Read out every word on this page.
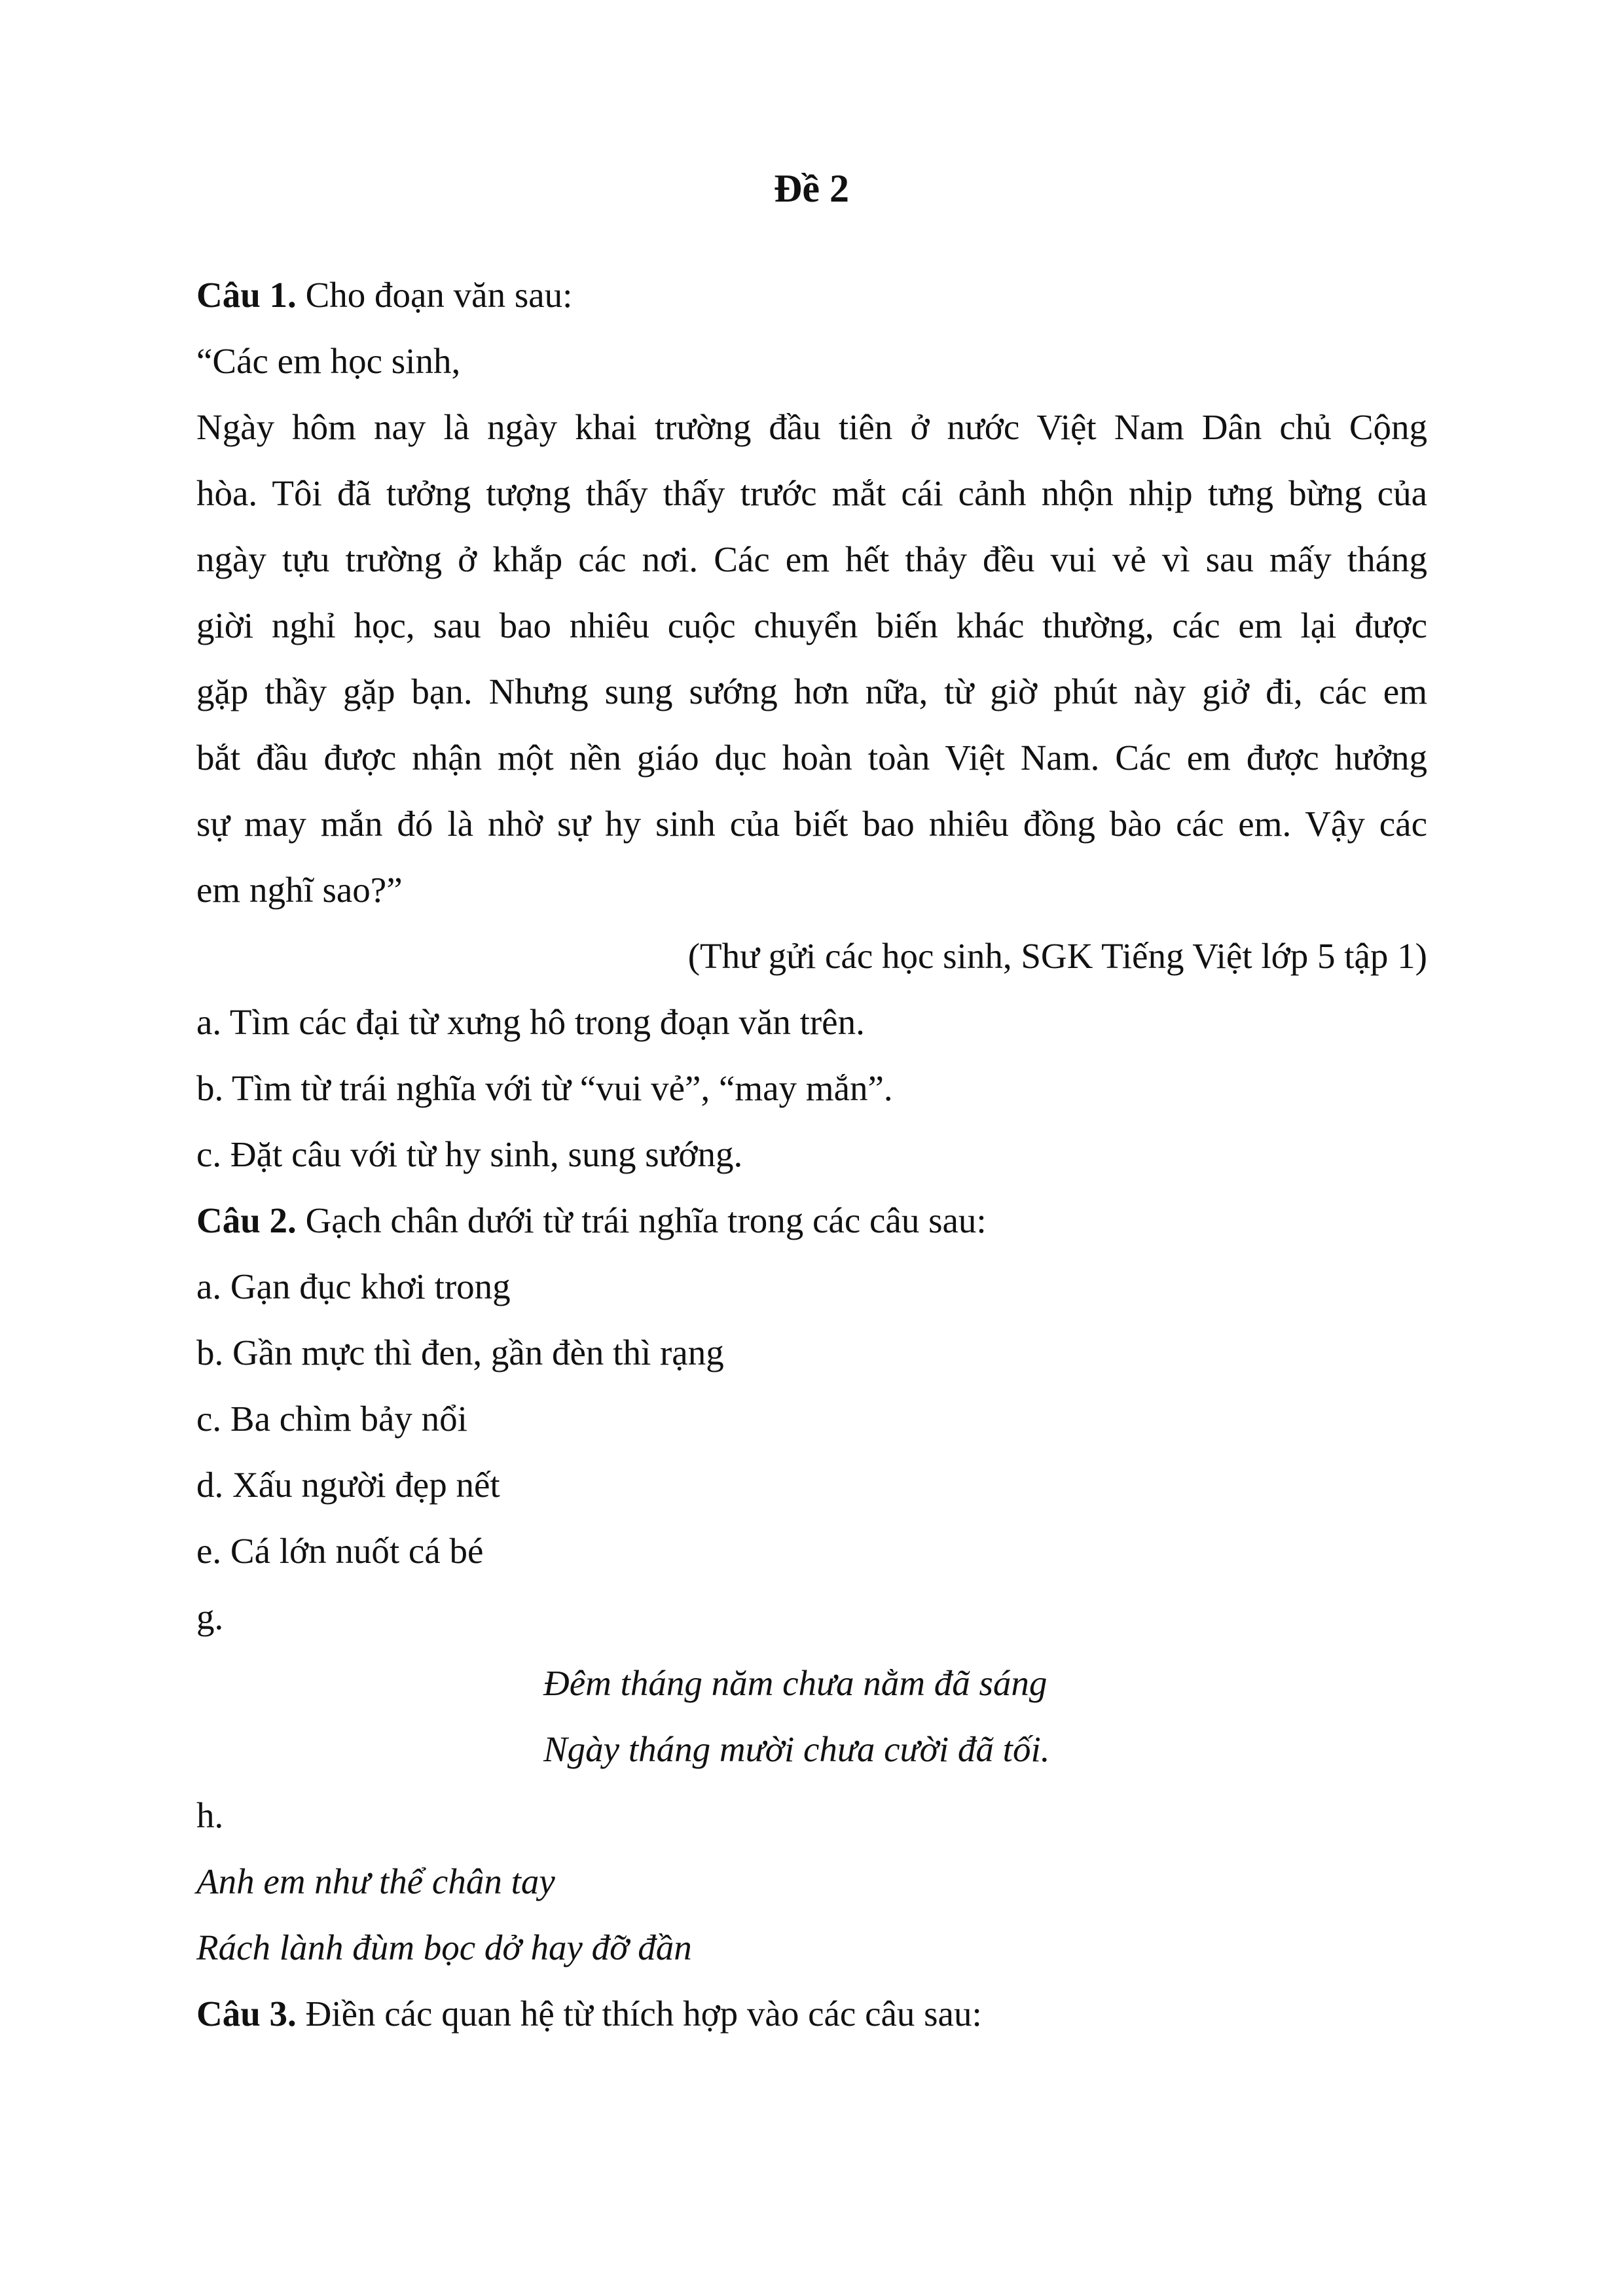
Đề 2
Câu 1. Cho đoạn văn sau:
“Các em học sinh,
Ngày hôm nay là ngày khai trường đầu tiên ở nước Việt Nam Dân chủ Cộng
hòa. Tôi đã tưởng tượng thấy thấy trước mắt cái cảnh nhộn nhịp tưng bừng của
ngày tựu trường ở khắp các nơi. Các em hết thảy đều vui vẻ vì sau mấy tháng
giời nghỉ học, sau bao nhiêu cuộc chuyển biến khác thường, các em lại được
gặp thầy gặp bạn. Nhưng sung sướng hơn nữa, từ giờ phút này giở đi, các em
bắt đầu được nhận một nền giáo dục hoàn toàn Việt Nam. Các em được hưởng
sự may mắn đó là nhờ sự hy sinh của biết bao nhiêu đồng bào các em. Vậy các
em nghĩ sao?”
(Thư gửi các học sinh, SGK Tiếng Việt lớp 5 tập 1)
a. Tìm các đại từ xưng hô trong đoạn văn trên.
b. Tìm từ trái nghĩa với từ “vui vẻ”, “may mắn”.
c. Đặt câu với từ hy sinh, sung sướng.
Câu 2. Gạch chân dưới từ trái nghĩa trong các câu sau:
a. Gạn đục khơi trong
b. Gần mực thì đen, gần đèn thì rạng
c. Ba chìm bảy nổi
d. Xấu người đẹp nết
e. Cá lớn nuốt cá bé
g.
Đêm tháng năm chưa nằm đã sáng
Ngày tháng mười chưa cười đã tối.
h.
Anh em như thể chân tay
Rách lành đùm bọc dở hay đỡ đần
Câu 3. Điền các quan hệ từ thích hợp vào các câu sau:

———

## The task
Word for word, quote the full listing, omitting every picture.

## The answer
Read out every word on this page.
Đề 2
Câu 1. Cho đoạn văn sau:
“Các em học sinh,
Ngày hôm nay là ngày khai trường đầu tiên ở nước Việt Nam Dân chủ Cộng
hòa. Tôi đã tưởng tượng thấy thấy trước mắt cái cảnh nhộn nhịp tưng bừng của
ngày tựu trường ở khắp các nơi. Các em hết thảy đều vui vẻ vì sau mấy tháng
giời nghỉ học, sau bao nhiêu cuộc chuyển biến khác thường, các em lại được
gặp thầy gặp bạn. Nhưng sung sướng hơn nữa, từ giờ phút này giở đi, các em
bắt đầu được nhận một nền giáo dục hoàn toàn Việt Nam. Các em được hưởng
sự may mắn đó là nhờ sự hy sinh của biết bao nhiêu đồng bào các em. Vậy các
em nghĩ sao?”
(Thư gửi các học sinh, SGK Tiếng Việt lớp 5 tập 1)
a. Tìm các đại từ xưng hô trong đoạn văn trên.
b. Tìm từ trái nghĩa với từ “vui vẻ”, “may mắn”.
c. Đặt câu với từ hy sinh, sung sướng.
Câu 2. Gạch chân dưới từ trái nghĩa trong các câu sau:
a. Gạn đục khơi trong
b. Gần mực thì đen, gần đèn thì rạng
c. Ba chìm bảy nổi
d. Xấu người đẹp nết
e. Cá lớn nuốt cá bé
g.
Đêm tháng năm chưa nằm đã sáng
Ngày tháng mười chưa cười đã tối.
h.
Anh em như thể chân tay
Rách lành đùm bọc dở hay đỡ đần
Câu 3. Điền các quan hệ từ thích hợp vào các câu sau:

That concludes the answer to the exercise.